» PROBLEMS
1. In the contract excerpt, which act of 2003 is named among the laws the Client must comply with?
2. Reproduce the passage of the contract excerpt from "7.2. Compliance with" up to and including "to the Services.".

» DOCUMENT TEXT
(begin)

7.2. Compliance with Law and Policy. Client will use the Services only for Client’s business purposes, will comply with all applicable laws and regulations, and with the terms of its published policies and programs, with respect to any of its operations that relate to the Services.

7.3. Privacy and User Terms. Client (including without limitation each Location) agrees to comply with the Privacy Policy and User Terms applicable to the Services, both of which are incorporated herein by reference. Specifically, and without limitation of the foregoing, Client (including without limitation each Location) agrees to comply strictly with the provisions of Sections 3.3, 12.6 and 12.7 of this contract, and with all laws and regulations applicable to the transmission, storage or use of personal information. The foregoing includes, without limitation, laws and regulations relating to privacy and security (including, without limitation, all laws and regulations relating to personal health information, financial information or other sensitive information), the CAN SPAM Act of 2003, and all other laws and regulations relating to marketing to individuals. Client will also comply with the User Terms and Privacy Policy and with policies of SpotOn. No Unauthorized Alteration of Program Sites. Client will not, during the Term of this contract, make any changes to its Facebook page, Twitter account or any other Program Site that relates in any way to the Services, including without limitation the registration form, the Privacy Policy and the User Terms provided by SpotOn, without the prior written consent of SpotOn.

(end)

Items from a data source
(begin)

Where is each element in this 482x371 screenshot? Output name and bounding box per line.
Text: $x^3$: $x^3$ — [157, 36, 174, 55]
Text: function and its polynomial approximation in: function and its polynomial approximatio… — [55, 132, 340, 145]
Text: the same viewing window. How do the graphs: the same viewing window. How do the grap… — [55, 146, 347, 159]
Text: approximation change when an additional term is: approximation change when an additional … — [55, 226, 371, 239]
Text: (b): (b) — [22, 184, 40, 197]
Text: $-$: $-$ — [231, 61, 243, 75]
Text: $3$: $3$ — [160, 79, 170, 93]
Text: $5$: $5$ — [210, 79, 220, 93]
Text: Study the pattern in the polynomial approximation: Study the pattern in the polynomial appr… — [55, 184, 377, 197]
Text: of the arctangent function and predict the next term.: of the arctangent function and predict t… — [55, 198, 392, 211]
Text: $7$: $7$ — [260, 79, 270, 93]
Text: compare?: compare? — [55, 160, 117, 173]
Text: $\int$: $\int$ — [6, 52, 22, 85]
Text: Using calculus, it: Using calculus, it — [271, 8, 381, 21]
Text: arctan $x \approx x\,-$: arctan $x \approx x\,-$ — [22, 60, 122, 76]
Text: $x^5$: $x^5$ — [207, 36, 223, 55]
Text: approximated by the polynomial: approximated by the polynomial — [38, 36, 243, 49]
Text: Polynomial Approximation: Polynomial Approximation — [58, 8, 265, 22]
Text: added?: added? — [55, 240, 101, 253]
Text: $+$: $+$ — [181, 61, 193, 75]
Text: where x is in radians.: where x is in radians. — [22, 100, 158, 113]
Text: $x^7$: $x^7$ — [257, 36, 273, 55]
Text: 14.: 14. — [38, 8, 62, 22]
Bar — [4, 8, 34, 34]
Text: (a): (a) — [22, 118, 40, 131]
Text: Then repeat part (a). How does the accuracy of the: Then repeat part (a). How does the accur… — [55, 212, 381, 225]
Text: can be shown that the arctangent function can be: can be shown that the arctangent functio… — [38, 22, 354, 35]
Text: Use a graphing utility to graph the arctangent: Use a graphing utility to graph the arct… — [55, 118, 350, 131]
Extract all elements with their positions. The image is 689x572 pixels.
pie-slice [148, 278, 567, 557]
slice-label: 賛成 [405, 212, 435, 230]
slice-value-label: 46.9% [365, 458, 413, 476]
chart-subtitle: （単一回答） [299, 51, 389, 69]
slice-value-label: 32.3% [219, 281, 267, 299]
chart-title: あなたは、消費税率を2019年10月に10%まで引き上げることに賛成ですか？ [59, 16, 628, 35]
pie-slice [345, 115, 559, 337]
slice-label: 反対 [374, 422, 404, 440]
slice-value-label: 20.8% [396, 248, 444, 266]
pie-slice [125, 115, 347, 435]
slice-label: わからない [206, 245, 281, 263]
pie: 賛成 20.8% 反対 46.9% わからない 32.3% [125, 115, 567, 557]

(end)

» PER-TASK OUTPUTS
1. The CAN SPAM Act of 2003.

2.
7.2. Compliance with Law and Policy. Client will use the Services only for Client’s business purposes, will comply with all applicable laws and regulations, and with the terms of its published policies and programs, with respect to any of its operations that relate to the Services.